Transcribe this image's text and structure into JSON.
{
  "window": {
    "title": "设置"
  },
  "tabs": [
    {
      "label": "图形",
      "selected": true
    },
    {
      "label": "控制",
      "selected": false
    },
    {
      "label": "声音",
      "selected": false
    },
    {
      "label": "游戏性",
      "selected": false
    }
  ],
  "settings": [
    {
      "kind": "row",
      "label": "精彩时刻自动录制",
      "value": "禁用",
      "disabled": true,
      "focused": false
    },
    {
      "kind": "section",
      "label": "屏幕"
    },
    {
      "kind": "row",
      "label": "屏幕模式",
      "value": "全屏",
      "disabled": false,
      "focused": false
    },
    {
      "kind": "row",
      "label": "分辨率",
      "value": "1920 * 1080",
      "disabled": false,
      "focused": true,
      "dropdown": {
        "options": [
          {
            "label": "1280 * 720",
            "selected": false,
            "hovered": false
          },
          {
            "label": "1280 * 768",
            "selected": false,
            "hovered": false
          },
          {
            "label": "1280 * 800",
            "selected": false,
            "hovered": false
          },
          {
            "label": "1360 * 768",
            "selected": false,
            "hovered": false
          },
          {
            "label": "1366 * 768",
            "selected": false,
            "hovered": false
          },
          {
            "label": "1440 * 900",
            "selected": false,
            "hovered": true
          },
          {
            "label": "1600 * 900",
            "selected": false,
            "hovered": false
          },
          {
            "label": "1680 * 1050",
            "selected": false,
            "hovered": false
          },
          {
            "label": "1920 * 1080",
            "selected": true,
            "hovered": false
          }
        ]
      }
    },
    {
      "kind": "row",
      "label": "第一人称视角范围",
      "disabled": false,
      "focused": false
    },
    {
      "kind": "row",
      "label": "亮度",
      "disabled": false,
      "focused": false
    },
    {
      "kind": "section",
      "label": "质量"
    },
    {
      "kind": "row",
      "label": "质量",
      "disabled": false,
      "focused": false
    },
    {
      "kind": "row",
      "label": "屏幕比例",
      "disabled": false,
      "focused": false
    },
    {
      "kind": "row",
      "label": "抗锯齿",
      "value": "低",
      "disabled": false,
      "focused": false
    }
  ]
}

* * * *

§ Exercise prompt: Search the preceding listing for "value" and extract every line where it is found.

§ Full output:
      "value": "禁用",
      "value": "全屏",
      "value": "1920 * 1080",
      "value": "低",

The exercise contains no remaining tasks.